For the data below, report only the number of lines containing the string "Predicted".

STORED ROWS:
====

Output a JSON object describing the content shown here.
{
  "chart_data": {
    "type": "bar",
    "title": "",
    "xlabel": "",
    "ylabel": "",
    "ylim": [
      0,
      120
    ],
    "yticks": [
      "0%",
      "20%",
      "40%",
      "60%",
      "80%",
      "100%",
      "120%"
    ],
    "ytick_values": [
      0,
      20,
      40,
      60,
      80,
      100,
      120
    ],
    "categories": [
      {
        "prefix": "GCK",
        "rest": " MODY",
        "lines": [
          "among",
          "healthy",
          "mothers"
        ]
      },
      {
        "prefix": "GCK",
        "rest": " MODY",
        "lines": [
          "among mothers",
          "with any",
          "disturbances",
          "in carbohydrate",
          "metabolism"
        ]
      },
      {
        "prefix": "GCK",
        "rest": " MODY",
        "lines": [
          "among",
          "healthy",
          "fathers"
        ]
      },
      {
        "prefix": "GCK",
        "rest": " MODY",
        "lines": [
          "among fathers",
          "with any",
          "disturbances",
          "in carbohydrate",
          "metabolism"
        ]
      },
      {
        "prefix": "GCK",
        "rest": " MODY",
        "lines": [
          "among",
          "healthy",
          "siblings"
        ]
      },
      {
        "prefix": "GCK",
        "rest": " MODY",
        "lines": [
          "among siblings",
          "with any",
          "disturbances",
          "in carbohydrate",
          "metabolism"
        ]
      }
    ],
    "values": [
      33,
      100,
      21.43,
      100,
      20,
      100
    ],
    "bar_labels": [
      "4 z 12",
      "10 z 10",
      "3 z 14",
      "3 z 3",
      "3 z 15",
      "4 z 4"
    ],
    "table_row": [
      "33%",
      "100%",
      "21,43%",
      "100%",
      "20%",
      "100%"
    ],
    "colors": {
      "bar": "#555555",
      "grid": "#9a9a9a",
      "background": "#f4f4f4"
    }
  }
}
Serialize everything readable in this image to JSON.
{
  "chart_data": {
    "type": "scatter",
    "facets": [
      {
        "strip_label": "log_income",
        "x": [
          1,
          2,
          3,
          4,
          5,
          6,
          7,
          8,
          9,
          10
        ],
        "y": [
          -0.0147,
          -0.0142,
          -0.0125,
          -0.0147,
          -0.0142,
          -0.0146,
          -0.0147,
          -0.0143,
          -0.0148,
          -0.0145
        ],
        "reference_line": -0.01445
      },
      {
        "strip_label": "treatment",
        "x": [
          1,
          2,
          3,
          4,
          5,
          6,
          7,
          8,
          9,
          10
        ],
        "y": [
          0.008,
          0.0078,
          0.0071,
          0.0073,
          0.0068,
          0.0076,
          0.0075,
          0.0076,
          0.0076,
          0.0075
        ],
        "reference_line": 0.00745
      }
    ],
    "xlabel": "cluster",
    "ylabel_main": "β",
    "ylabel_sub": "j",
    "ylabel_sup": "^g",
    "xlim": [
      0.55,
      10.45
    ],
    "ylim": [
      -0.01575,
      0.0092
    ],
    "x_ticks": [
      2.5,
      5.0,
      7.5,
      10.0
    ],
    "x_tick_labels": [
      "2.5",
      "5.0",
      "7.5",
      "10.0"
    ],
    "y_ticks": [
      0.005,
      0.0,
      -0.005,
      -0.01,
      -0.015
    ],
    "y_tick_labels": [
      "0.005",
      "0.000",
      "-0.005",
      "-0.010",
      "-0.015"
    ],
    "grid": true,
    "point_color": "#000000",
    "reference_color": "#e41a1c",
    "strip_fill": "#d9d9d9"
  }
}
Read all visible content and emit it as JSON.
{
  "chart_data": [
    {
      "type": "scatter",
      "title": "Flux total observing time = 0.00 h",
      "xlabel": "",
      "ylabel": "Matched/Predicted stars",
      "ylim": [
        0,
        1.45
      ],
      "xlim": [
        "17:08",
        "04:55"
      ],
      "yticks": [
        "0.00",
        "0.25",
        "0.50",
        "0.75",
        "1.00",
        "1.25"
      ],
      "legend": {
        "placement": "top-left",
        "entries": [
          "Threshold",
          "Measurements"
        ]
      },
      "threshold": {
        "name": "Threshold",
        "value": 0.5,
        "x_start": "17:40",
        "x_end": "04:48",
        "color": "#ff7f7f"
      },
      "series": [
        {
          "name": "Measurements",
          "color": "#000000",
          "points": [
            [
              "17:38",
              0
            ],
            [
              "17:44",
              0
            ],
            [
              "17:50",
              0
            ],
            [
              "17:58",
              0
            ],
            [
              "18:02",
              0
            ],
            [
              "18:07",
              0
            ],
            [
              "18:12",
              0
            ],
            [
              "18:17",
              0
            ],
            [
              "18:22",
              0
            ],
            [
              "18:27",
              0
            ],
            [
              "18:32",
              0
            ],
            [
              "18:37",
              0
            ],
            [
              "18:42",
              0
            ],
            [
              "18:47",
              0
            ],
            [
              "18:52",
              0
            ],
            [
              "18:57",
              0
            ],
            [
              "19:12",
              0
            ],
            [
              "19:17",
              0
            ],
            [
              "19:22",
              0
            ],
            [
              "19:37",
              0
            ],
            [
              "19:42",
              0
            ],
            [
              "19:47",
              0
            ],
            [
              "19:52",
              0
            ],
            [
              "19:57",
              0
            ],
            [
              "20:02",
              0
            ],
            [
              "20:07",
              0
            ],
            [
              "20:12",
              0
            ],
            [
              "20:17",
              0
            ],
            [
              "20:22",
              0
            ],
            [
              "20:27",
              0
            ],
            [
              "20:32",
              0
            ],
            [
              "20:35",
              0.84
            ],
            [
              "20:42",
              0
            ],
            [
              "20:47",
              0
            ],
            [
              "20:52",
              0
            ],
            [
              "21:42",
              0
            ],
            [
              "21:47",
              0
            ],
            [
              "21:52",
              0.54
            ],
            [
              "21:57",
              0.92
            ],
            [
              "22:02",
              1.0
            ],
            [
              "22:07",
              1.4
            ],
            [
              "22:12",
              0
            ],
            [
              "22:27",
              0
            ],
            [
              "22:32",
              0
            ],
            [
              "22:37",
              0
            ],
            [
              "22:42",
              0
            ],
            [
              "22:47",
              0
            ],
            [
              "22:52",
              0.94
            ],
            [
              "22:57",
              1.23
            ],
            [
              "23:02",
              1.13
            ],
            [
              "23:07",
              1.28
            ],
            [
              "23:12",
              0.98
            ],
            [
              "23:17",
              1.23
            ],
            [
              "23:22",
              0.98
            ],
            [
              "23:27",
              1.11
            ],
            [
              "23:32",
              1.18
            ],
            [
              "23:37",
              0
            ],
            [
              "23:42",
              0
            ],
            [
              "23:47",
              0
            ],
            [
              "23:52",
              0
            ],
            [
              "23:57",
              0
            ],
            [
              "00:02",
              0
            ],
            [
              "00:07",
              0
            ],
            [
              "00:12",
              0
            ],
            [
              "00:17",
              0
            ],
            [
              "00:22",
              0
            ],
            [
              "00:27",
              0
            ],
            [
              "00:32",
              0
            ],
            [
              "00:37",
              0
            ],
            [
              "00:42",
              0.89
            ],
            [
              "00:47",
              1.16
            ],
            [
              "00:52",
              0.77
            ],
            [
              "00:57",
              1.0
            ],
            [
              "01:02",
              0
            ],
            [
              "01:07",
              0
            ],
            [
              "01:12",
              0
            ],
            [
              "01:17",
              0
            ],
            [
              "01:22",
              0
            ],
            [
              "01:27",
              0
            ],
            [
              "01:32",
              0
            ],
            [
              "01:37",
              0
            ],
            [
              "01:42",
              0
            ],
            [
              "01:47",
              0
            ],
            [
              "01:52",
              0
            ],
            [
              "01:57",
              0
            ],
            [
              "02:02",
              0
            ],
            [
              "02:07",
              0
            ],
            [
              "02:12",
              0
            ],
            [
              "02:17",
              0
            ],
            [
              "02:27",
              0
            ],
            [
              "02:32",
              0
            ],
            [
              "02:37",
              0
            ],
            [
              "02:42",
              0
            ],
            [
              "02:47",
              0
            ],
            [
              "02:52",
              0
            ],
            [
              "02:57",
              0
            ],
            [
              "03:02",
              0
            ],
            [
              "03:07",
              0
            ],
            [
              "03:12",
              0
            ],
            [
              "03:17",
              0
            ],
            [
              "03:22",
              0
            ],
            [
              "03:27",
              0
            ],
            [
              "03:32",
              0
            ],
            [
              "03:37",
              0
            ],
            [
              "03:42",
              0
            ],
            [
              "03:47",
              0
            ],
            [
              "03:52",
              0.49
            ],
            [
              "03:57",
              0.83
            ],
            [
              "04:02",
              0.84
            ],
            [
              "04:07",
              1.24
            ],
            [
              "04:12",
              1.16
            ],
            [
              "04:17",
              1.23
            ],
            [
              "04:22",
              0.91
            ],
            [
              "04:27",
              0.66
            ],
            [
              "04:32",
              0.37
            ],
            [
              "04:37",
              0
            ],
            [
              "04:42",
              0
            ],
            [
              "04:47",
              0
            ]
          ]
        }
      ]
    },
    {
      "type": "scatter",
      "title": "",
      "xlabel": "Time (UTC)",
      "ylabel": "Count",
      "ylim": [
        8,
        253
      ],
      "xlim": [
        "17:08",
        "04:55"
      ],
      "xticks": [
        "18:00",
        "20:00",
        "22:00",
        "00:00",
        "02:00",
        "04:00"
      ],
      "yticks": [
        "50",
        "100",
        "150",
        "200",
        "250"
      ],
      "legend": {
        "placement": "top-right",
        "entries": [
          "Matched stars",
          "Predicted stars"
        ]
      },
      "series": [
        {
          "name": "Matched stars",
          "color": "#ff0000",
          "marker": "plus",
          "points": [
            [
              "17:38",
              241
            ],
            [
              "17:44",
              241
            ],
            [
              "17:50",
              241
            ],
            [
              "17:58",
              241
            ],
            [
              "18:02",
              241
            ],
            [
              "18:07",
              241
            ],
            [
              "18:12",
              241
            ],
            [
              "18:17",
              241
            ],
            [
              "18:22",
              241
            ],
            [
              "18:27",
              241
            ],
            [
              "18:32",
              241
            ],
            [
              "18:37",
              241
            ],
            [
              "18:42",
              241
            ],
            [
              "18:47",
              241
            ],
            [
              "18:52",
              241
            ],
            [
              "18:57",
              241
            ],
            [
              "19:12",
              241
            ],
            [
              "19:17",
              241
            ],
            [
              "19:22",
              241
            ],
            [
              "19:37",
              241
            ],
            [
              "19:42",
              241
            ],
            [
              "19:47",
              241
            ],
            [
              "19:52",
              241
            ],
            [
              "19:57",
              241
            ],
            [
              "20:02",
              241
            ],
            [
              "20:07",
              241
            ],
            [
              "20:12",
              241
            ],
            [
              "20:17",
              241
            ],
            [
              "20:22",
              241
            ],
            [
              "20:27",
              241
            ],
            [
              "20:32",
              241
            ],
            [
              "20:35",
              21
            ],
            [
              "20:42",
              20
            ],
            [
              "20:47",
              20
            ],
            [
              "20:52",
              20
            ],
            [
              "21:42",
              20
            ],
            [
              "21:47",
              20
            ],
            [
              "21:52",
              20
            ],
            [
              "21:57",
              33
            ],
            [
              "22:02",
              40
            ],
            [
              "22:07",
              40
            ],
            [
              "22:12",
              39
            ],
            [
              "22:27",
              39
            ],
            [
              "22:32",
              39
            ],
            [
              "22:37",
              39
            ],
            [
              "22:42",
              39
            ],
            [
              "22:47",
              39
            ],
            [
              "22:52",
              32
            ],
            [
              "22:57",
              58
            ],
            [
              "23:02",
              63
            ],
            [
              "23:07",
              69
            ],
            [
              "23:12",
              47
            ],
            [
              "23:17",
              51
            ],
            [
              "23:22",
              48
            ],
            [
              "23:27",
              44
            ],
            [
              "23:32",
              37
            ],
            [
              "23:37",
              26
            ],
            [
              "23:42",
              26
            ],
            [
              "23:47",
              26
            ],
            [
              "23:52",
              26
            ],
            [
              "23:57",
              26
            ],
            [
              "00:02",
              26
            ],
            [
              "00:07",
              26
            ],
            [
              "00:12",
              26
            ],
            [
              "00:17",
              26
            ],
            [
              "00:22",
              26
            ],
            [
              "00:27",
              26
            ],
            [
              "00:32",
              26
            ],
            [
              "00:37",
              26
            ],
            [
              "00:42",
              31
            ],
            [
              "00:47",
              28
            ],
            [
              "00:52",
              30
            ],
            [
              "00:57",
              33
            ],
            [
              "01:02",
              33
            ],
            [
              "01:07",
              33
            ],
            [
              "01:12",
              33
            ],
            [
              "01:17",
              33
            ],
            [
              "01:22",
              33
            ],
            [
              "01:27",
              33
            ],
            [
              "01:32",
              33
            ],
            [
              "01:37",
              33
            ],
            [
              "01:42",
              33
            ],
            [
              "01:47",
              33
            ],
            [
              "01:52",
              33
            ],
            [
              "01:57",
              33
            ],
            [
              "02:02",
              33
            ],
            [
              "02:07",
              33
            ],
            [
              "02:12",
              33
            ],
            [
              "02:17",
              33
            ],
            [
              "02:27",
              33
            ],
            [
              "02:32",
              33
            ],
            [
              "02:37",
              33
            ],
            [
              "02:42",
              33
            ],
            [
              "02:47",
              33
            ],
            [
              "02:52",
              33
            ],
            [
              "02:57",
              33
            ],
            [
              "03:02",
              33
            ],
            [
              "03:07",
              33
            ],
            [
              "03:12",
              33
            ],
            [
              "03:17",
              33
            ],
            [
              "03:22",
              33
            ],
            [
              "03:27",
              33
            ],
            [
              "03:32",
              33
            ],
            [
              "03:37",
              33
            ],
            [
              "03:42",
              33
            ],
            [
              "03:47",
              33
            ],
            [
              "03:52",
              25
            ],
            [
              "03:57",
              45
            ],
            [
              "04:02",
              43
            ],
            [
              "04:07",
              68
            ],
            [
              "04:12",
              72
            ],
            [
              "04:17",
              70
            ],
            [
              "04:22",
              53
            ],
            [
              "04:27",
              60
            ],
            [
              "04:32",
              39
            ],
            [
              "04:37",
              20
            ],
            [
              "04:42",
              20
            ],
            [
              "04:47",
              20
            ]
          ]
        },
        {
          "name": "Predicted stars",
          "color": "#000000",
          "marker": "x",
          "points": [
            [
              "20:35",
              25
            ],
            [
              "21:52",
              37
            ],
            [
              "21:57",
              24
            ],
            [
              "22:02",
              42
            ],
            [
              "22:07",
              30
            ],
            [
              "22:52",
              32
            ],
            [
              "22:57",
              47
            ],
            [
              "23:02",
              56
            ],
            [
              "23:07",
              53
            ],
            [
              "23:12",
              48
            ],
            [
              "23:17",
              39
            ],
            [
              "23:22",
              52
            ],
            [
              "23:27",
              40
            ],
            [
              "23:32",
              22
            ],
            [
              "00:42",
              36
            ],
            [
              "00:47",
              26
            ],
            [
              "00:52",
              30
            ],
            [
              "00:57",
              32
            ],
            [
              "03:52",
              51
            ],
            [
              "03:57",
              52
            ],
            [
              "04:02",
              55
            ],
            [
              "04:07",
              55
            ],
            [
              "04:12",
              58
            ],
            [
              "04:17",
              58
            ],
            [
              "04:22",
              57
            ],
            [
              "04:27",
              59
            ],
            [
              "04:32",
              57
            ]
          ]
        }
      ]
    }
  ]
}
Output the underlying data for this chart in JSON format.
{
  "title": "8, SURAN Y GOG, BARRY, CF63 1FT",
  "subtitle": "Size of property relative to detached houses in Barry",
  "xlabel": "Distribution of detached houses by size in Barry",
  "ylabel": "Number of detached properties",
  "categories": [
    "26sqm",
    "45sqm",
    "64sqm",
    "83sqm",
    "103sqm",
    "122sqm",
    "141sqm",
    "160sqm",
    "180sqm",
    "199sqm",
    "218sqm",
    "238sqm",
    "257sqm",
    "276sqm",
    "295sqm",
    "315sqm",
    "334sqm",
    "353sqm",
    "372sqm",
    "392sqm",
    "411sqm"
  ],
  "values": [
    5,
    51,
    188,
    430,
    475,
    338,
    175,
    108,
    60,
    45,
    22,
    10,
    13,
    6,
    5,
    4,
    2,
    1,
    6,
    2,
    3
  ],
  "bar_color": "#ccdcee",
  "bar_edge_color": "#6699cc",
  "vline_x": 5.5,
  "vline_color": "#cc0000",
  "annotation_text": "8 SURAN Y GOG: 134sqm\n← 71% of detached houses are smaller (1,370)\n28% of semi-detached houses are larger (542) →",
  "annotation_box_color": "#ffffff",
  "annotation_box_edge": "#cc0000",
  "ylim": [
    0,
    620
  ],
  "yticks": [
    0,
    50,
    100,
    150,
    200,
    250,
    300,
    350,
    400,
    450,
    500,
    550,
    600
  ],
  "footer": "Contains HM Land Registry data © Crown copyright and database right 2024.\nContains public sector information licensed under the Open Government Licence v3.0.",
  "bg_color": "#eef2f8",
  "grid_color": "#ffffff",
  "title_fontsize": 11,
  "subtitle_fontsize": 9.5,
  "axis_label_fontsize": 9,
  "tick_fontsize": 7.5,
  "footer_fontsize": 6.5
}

====

SOLUTION TO THIS TASK:
3